● What the exercise asks:
Copy all records verbatim.

● Information provided:
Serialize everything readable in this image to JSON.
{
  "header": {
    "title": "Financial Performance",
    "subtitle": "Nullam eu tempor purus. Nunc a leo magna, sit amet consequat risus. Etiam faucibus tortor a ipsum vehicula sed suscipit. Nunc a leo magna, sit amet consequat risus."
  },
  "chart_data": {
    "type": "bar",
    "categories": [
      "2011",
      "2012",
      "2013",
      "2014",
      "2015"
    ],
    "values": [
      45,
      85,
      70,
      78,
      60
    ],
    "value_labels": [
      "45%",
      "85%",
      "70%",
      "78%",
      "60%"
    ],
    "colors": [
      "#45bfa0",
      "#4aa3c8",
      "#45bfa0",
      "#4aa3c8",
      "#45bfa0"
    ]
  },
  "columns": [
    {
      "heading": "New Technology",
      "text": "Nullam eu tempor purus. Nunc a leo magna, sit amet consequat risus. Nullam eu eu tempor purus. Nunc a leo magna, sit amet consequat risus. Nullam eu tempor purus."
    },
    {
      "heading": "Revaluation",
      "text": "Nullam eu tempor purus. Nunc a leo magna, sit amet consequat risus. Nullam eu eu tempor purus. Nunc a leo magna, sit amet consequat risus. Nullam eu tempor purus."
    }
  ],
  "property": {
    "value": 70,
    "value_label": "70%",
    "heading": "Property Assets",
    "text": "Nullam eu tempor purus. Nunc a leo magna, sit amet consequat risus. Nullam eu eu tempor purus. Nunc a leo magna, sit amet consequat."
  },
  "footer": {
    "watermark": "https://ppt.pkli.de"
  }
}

● Result of the exercise:
Serialize everything readable in this image to JSON.
{
  "header": {
    "title": "Financial Performance",
    "subtitle": "Nullam eu tempor purus. Nunc a leo magna, sit amet consequat risus. Etiam faucibus tortor a ipsum vehicula sed suscipit. Nunc a leo magna, sit amet consequat risus."
  },
  "chart_data": {
    "type": "bar",
    "categories": [
      "2011",
      "2012",
      "2013",
      "2014",
      "2015"
    ],
    "values": [
      45,
      85,
      70,
      78,
      60
    ],
    "value_labels": [
      "45%",
      "85%",
      "70%",
      "78%",
      "60%"
    ],
    "colors": [
      "#45bfa0",
      "#4aa3c8",
      "#45bfa0",
      "#4aa3c8",
      "#45bfa0"
    ]
  },
  "columns": [
    {
      "heading": "New Technology",
      "text": "Nullam eu tempor purus. Nunc a leo magna, sit amet consequat risus. Nullam eu eu tempor purus. Nunc a leo magna, sit amet consequat risus. Nullam eu tempor purus."
    },
    {
      "heading": "Revaluation",
      "text": "Nullam eu tempor purus. Nunc a leo magna, sit amet consequat risus. Nullam eu eu tempor purus. Nunc a leo magna, sit amet consequat risus. Nullam eu tempor purus."
    }
  ],
  "property": {
    "value": 70,
    "value_label": "70%",
    "heading": "Property Assets",
    "text": "Nullam eu tempor purus. Nunc a leo magna, sit amet consequat risus. Nullam eu eu tempor purus. Nunc a leo magna, sit amet consequat."
  },
  "footer": {
    "watermark": "https://ppt.pkli.de"
  }
}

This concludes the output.